From the material below, list every line containing "photo".

▶ ENTRIES SHOWN
--------------------------------

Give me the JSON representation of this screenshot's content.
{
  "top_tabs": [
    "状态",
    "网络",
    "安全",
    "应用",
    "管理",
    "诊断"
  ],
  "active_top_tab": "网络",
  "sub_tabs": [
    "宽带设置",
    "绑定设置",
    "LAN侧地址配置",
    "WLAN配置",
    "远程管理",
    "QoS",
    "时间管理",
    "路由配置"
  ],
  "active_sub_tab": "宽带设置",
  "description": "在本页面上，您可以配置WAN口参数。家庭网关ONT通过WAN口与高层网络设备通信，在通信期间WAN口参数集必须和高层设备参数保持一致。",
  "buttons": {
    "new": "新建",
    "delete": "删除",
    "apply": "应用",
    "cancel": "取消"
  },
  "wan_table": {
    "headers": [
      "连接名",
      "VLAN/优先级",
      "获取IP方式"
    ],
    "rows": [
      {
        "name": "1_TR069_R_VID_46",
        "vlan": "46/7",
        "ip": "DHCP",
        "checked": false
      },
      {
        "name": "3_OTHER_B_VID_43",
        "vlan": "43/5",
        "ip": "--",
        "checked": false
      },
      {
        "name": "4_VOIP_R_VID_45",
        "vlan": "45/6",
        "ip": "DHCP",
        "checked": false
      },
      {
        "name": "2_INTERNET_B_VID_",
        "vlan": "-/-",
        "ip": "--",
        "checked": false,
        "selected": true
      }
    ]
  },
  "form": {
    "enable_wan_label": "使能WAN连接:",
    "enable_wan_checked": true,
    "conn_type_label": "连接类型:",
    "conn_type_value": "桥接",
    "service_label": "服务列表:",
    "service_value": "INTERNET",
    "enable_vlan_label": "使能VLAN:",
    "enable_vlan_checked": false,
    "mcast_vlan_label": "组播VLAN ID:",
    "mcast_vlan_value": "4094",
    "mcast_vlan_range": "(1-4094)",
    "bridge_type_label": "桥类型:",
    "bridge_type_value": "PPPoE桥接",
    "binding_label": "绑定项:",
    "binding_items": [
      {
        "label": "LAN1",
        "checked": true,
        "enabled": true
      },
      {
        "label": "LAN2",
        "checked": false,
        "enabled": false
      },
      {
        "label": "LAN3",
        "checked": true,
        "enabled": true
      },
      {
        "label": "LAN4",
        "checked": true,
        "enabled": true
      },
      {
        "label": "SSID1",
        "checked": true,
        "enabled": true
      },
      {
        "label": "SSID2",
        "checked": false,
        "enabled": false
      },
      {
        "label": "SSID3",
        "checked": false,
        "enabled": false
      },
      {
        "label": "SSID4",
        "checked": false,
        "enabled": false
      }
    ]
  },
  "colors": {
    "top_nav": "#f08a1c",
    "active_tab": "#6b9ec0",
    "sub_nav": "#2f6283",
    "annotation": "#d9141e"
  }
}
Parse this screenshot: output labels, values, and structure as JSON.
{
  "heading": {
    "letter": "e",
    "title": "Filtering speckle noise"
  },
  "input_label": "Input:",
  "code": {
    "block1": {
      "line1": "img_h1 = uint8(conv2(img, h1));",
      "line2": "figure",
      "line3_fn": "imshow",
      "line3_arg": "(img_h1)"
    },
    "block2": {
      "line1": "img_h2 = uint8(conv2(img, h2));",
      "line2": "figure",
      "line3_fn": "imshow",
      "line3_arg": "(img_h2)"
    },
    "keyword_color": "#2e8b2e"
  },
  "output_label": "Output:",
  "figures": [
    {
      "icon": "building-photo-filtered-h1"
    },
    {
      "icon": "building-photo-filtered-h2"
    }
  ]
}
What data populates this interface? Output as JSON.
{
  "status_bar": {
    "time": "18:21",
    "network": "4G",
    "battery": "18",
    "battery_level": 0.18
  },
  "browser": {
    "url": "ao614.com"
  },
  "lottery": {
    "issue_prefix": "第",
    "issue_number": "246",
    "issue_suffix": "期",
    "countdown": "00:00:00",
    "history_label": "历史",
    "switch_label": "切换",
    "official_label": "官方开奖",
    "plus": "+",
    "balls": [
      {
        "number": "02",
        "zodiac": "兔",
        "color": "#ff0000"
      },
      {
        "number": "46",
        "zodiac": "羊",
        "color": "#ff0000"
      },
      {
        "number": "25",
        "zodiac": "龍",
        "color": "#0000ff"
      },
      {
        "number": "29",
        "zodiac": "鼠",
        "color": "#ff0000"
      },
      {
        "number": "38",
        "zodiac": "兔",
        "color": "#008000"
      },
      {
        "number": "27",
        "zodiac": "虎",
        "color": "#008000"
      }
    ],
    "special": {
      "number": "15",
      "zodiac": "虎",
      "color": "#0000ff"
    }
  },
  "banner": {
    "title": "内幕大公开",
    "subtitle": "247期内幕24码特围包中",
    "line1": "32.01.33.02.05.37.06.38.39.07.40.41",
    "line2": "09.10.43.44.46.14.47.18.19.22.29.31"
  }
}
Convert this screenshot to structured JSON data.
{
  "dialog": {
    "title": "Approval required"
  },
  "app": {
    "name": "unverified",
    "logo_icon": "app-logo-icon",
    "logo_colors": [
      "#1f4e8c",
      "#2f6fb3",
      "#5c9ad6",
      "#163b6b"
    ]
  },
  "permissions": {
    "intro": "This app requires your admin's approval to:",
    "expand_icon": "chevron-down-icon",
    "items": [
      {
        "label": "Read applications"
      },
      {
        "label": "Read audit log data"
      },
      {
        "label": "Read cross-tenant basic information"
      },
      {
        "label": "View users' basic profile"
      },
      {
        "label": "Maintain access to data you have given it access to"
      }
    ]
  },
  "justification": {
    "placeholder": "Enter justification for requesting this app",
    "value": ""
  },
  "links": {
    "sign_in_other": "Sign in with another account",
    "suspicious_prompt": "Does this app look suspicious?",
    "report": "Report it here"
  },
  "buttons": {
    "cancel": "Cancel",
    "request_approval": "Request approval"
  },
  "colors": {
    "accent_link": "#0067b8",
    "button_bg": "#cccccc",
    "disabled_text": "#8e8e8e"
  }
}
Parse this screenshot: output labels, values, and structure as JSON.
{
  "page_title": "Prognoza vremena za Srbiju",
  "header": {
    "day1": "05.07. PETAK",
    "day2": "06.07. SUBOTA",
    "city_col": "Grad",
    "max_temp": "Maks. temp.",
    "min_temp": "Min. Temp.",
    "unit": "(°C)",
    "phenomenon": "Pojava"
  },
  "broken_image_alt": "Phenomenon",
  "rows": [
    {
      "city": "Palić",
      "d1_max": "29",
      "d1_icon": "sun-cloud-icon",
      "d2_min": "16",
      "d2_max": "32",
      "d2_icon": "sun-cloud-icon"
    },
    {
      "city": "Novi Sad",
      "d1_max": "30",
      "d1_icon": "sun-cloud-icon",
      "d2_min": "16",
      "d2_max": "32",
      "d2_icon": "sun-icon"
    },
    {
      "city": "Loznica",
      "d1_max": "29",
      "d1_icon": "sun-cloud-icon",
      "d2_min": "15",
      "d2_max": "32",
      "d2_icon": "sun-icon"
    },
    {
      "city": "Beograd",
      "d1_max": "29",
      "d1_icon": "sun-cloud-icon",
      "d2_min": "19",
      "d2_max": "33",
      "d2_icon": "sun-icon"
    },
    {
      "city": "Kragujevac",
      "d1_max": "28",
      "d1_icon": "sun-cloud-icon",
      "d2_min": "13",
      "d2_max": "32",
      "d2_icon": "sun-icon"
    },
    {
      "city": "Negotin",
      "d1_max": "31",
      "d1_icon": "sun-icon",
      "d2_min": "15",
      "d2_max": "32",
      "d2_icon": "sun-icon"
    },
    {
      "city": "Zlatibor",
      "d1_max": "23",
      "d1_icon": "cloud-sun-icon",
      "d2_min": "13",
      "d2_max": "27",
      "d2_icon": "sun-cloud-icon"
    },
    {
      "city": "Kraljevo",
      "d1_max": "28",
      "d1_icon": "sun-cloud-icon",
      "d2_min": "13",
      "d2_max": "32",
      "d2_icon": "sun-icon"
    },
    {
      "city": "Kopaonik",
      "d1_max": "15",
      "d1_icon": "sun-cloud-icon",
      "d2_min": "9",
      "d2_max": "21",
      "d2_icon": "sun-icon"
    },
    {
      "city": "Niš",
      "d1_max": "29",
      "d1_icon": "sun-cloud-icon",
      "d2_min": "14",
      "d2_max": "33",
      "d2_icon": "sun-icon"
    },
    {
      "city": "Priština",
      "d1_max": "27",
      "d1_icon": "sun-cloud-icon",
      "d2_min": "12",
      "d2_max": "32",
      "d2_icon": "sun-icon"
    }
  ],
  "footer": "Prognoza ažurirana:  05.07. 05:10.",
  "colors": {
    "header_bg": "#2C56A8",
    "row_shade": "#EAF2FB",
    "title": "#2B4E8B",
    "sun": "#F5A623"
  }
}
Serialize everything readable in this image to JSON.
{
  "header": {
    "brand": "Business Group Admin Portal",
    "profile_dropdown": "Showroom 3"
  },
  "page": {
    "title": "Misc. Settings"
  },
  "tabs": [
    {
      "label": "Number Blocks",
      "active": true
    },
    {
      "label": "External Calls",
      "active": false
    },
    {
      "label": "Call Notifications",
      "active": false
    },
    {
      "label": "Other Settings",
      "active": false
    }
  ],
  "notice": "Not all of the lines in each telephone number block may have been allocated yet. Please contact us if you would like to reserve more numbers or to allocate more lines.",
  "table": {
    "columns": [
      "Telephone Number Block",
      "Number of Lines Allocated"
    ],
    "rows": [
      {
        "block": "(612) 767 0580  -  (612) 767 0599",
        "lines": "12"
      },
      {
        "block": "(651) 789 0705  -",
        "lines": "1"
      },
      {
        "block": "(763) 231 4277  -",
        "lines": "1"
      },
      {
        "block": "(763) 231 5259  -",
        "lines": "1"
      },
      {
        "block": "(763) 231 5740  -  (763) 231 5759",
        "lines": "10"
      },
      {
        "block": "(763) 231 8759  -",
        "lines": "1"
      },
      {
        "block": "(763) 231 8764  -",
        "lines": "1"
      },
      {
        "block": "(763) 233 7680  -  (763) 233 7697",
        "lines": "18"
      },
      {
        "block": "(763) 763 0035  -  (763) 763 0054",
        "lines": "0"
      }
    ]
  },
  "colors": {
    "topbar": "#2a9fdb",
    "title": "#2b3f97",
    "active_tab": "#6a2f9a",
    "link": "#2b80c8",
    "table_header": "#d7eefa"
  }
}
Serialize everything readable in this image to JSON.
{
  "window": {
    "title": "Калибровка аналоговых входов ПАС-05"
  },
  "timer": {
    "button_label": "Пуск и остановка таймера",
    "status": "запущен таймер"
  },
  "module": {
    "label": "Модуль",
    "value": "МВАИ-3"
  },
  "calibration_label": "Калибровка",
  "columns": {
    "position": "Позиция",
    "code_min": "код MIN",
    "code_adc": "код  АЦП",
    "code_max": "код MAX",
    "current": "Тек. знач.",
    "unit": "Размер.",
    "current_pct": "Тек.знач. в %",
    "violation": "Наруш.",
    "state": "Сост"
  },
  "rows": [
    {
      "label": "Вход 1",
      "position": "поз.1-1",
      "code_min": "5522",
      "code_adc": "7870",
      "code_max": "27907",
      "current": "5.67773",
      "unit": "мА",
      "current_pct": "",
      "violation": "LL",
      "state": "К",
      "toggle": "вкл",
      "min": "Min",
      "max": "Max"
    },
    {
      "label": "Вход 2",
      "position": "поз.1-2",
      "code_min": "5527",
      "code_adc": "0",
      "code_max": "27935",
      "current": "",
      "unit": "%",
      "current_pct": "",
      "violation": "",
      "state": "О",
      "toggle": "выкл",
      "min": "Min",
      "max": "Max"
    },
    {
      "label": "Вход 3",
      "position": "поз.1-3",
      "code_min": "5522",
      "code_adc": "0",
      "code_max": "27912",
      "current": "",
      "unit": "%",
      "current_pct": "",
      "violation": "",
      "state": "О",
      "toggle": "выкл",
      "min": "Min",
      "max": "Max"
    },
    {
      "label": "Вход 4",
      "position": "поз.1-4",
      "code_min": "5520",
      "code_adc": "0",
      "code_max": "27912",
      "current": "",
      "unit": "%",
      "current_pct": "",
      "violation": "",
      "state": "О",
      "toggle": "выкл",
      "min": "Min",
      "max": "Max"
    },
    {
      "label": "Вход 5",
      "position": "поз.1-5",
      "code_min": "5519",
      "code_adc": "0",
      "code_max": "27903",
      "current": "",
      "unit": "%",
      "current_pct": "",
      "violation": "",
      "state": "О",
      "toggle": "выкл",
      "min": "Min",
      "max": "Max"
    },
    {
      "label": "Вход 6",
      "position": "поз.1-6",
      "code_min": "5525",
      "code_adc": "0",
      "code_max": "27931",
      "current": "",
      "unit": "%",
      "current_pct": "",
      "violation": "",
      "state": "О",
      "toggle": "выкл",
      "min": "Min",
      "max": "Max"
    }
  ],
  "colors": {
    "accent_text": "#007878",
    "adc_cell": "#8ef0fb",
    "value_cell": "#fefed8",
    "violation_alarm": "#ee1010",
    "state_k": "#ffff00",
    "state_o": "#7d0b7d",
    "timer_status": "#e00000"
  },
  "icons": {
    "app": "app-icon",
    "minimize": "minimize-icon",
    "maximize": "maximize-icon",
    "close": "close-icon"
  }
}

--------------------------------

▶ TASK SOLUTION
      "icon": "building-photo-filtered-h1"
      "icon": "building-photo-filtered-h2"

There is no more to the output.